_Task details_: State the number of lines in these records holding "Training". Say nothing more.

_Dataset records_:
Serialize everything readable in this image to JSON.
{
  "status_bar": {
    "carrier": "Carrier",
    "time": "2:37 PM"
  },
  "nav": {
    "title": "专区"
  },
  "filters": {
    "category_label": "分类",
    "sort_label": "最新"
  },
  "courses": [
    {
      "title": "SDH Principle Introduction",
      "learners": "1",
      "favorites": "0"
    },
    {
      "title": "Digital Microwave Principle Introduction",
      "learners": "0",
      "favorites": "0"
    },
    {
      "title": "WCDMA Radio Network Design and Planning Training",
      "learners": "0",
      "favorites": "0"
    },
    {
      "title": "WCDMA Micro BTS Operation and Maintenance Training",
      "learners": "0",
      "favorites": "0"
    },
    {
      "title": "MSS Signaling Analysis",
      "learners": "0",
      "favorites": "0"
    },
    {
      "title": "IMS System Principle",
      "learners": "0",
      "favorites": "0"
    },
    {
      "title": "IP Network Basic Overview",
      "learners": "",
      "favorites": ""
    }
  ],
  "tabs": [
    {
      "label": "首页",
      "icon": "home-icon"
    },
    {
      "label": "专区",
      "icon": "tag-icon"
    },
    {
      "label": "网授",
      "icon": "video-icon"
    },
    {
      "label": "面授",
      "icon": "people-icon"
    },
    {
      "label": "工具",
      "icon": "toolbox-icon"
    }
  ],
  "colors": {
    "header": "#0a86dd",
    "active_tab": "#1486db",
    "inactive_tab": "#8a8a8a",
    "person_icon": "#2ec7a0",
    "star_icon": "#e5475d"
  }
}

_Correct output_: 2